Exercise description:
Count how many lines of the material hold "dolazi". Respond with that number alone.

Supplied material:
──────────────────────────────
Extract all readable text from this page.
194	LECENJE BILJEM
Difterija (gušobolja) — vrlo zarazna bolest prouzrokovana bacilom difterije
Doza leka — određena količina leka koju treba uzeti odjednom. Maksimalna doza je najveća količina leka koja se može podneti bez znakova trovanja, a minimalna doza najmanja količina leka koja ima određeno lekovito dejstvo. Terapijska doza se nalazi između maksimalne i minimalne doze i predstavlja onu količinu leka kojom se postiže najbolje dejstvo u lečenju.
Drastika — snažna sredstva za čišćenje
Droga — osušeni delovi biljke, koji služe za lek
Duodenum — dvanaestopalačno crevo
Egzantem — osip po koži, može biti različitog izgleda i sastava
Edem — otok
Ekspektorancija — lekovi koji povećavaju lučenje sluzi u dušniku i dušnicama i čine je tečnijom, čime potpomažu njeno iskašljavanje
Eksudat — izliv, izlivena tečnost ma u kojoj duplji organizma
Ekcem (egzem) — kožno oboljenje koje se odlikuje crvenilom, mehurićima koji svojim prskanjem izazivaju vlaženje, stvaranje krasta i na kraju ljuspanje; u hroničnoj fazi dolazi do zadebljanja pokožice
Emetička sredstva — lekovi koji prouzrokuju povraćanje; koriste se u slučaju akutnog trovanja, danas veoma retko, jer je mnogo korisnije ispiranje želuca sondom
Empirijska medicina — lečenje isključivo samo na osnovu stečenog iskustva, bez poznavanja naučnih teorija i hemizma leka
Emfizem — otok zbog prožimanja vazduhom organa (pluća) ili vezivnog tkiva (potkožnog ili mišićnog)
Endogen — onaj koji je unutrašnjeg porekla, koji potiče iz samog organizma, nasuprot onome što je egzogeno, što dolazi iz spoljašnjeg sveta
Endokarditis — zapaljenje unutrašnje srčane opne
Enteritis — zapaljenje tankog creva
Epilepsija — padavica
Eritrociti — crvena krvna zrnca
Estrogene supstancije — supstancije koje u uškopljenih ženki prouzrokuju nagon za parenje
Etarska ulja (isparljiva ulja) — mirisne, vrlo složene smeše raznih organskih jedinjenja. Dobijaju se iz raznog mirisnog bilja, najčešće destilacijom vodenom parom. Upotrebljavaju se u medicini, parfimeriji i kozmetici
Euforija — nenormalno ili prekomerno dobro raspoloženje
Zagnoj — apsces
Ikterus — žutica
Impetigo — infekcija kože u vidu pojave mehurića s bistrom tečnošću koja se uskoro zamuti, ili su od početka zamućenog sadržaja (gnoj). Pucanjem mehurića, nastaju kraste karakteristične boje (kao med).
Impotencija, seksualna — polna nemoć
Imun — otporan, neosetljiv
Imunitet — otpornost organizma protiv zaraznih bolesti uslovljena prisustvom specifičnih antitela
──────────────────────────────
Solution:
2